---------- TASK INPUTS ----------

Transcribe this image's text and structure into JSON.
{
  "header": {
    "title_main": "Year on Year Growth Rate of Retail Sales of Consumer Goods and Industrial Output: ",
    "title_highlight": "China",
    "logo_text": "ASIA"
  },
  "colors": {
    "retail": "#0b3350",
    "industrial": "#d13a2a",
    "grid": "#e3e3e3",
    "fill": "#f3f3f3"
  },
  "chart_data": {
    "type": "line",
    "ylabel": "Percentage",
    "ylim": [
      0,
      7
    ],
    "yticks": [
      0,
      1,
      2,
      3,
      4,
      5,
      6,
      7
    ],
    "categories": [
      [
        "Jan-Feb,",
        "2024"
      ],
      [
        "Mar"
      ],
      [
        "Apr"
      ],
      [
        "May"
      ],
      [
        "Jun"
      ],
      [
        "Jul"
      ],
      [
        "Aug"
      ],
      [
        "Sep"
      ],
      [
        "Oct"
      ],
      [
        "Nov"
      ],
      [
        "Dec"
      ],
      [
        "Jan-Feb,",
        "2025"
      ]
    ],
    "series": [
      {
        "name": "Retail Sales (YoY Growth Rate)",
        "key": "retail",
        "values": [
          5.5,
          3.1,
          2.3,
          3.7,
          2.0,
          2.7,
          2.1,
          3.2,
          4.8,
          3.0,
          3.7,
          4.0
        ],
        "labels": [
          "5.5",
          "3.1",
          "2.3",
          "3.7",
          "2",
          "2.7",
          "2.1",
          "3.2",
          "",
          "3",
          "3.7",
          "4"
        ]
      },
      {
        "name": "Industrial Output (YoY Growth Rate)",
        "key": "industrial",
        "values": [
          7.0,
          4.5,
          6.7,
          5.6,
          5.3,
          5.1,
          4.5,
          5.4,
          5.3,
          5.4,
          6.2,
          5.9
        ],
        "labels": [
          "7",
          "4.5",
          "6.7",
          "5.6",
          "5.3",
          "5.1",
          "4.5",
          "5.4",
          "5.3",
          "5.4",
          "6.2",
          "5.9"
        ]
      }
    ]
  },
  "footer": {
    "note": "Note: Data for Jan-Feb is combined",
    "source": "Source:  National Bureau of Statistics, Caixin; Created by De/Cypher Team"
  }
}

----------

Write out all the records above again, exactly as they stand.

Transcribe this image's text and structure into JSON.
{
  "header": {
    "title_main": "Year on Year Growth Rate of Retail Sales of Consumer Goods and Industrial Output: ",
    "title_highlight": "China",
    "logo_text": "ASIA"
  },
  "colors": {
    "retail": "#0b3350",
    "industrial": "#d13a2a",
    "grid": "#e3e3e3",
    "fill": "#f3f3f3"
  },
  "chart_data": {
    "type": "line",
    "ylabel": "Percentage",
    "ylim": [
      0,
      7
    ],
    "yticks": [
      0,
      1,
      2,
      3,
      4,
      5,
      6,
      7
    ],
    "categories": [
      [
        "Jan-Feb,",
        "2024"
      ],
      [
        "Mar"
      ],
      [
        "Apr"
      ],
      [
        "May"
      ],
      [
        "Jun"
      ],
      [
        "Jul"
      ],
      [
        "Aug"
      ],
      [
        "Sep"
      ],
      [
        "Oct"
      ],
      [
        "Nov"
      ],
      [
        "Dec"
      ],
      [
        "Jan-Feb,",
        "2025"
      ]
    ],
    "series": [
      {
        "name": "Retail Sales (YoY Growth Rate)",
        "key": "retail",
        "values": [
          5.5,
          3.1,
          2.3,
          3.7,
          2.0,
          2.7,
          2.1,
          3.2,
          4.8,
          3.0,
          3.7,
          4.0
        ],
        "labels": [
          "5.5",
          "3.1",
          "2.3",
          "3.7",
          "2",
          "2.7",
          "2.1",
          "3.2",
          "",
          "3",
          "3.7",
          "4"
        ]
      },
      {
        "name": "Industrial Output (YoY Growth Rate)",
        "key": "industrial",
        "values": [
          7.0,
          4.5,
          6.7,
          5.6,
          5.3,
          5.1,
          4.5,
          5.4,
          5.3,
          5.4,
          6.2,
          5.9
        ],
        "labels": [
          "7",
          "4.5",
          "6.7",
          "5.6",
          "5.3",
          "5.1",
          "4.5",
          "5.4",
          "5.3",
          "5.4",
          "6.2",
          "5.9"
        ]
      }
    ]
  },
  "footer": {
    "note": "Note: Data for Jan-Feb is combined",
    "source": "Source:  National Bureau of Statistics, Caixin; Created by De/Cypher Team"
  }
}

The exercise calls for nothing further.